Begin

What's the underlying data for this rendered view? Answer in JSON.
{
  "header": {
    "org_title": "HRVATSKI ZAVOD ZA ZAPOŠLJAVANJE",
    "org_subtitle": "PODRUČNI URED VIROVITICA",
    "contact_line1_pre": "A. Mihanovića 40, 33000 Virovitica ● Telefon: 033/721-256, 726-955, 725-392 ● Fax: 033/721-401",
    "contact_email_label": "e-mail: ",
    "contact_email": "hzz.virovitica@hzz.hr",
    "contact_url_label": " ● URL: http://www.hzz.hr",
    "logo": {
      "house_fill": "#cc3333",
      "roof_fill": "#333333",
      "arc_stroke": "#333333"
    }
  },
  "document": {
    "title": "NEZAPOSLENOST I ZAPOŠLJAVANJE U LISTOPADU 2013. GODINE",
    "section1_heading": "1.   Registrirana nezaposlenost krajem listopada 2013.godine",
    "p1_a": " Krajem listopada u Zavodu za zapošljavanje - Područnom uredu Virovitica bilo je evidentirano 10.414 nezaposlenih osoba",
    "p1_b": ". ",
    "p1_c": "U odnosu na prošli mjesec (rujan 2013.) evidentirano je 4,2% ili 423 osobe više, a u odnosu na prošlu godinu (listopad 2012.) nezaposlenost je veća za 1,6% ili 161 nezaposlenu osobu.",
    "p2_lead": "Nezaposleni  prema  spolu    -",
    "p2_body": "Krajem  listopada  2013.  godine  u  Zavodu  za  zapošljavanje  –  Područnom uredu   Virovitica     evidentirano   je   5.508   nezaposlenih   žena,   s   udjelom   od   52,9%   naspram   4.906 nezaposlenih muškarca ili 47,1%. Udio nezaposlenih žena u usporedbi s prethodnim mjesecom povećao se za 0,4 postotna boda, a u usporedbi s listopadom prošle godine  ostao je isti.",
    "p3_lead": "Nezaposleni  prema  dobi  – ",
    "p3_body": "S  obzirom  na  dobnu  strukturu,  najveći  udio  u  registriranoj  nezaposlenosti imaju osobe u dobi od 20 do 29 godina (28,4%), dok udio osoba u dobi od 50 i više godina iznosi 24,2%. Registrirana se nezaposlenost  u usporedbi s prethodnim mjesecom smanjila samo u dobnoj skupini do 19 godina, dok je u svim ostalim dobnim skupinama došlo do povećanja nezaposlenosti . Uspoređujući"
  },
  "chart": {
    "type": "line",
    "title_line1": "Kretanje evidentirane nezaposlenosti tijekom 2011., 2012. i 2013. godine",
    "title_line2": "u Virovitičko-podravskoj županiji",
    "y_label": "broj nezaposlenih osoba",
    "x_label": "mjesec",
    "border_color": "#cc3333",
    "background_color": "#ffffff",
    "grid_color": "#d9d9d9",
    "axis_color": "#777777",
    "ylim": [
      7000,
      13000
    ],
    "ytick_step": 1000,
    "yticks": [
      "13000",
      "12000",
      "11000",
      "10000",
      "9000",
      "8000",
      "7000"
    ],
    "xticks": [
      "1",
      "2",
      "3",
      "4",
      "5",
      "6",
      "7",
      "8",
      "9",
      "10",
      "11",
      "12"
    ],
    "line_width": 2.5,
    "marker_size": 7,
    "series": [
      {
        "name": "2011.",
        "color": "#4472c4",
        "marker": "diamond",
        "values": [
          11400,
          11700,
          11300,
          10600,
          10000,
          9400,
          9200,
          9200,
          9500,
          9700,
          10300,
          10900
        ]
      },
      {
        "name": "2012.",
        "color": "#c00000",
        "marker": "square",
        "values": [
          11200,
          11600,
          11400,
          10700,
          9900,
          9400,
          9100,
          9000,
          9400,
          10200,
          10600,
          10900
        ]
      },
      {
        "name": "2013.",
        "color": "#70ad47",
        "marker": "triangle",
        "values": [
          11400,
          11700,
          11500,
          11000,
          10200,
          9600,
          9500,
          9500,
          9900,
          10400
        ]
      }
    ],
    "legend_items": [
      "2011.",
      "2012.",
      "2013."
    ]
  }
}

End

[TASK]: Return the listing above word for word.

[RIGHT ANSWER]:
What's the underlying data for this rendered view? Answer in JSON.
{
  "header": {
    "org_title": "HRVATSKI ZAVOD ZA ZAPOŠLJAVANJE",
    "org_subtitle": "PODRUČNI URED VIROVITICA",
    "contact_line1_pre": "A. Mihanovića 40, 33000 Virovitica ● Telefon: 033/721-256, 726-955, 725-392 ● Fax: 033/721-401",
    "contact_email_label": "e-mail: ",
    "contact_email": "hzz.virovitica@hzz.hr",
    "contact_url_label": " ● URL: http://www.hzz.hr",
    "logo": {
      "house_fill": "#cc3333",
      "roof_fill": "#333333",
      "arc_stroke": "#333333"
    }
  },
  "document": {
    "title": "NEZAPOSLENOST I ZAPOŠLJAVANJE U LISTOPADU 2013. GODINE",
    "section1_heading": "1.   Registrirana nezaposlenost krajem listopada 2013.godine",
    "p1_a": " Krajem listopada u Zavodu za zapošljavanje - Područnom uredu Virovitica bilo je evidentirano 10.414 nezaposlenih osoba",
    "p1_b": ". ",
    "p1_c": "U odnosu na prošli mjesec (rujan 2013.) evidentirano je 4,2% ili 423 osobe više, a u odnosu na prošlu godinu (listopad 2012.) nezaposlenost je veća za 1,6% ili 161 nezaposlenu osobu.",
    "p2_lead": "Nezaposleni  prema  spolu    -",
    "p2_body": "Krajem  listopada  2013.  godine  u  Zavodu  za  zapošljavanje  –  Područnom uredu   Virovitica     evidentirano   je   5.508   nezaposlenih   žena,   s   udjelom   od   52,9%   naspram   4.906 nezaposlenih muškarca ili 47,1%. Udio nezaposlenih žena u usporedbi s prethodnim mjesecom povećao se za 0,4 postotna boda, a u usporedbi s listopadom prošle godine  ostao je isti.",
    "p3_lead": "Nezaposleni  prema  dobi  – ",
    "p3_body": "S  obzirom  na  dobnu  strukturu,  najveći  udio  u  registriranoj  nezaposlenosti imaju osobe u dobi od 20 do 29 godina (28,4%), dok udio osoba u dobi od 50 i više godina iznosi 24,2%. Registrirana se nezaposlenost  u usporedbi s prethodnim mjesecom smanjila samo u dobnoj skupini do 19 godina, dok je u svim ostalim dobnim skupinama došlo do povećanja nezaposlenosti . Uspoređujući"
  },
  "chart": {
    "type": "line",
    "title_line1": "Kretanje evidentirane nezaposlenosti tijekom 2011., 2012. i 2013. godine",
    "title_line2": "u Virovitičko-podravskoj županiji",
    "y_label": "broj nezaposlenih osoba",
    "x_label": "mjesec",
    "border_color": "#cc3333",
    "background_color": "#ffffff",
    "grid_color": "#d9d9d9",
    "axis_color": "#777777",
    "ylim": [
      7000,
      13000
    ],
    "ytick_step": 1000,
    "yticks": [
      "13000",
      "12000",
      "11000",
      "10000",
      "9000",
      "8000",
      "7000"
    ],
    "xticks": [
      "1",
      "2",
      "3",
      "4",
      "5",
      "6",
      "7",
      "8",
      "9",
      "10",
      "11",
      "12"
    ],
    "line_width": 2.5,
    "marker_size": 7,
    "series": [
      {
        "name": "2011.",
        "color": "#4472c4",
        "marker": "diamond",
        "values": [
          11400,
          11700,
          11300,
          10600,
          10000,
          9400,
          9200,
          9200,
          9500,
          9700,
          10300,
          10900
        ]
      },
      {
        "name": "2012.",
        "color": "#c00000",
        "marker": "square",
        "values": [
          11200,
          11600,
          11400,
          10700,
          9900,
          9400,
          9100,
          9000,
          9400,
          10200,
          10600,
          10900
        ]
      },
      {
        "name": "2013.",
        "color": "#70ad47",
        "marker": "triangle",
        "values": [
          11400,
          11700,
          11500,
          11000,
          10200,
          9600,
          9500,
          9500,
          9900,
          10400
        ]
      }
    ],
    "legend_items": [
      "2011.",
      "2012.",
      "2013."
    ]
  }
}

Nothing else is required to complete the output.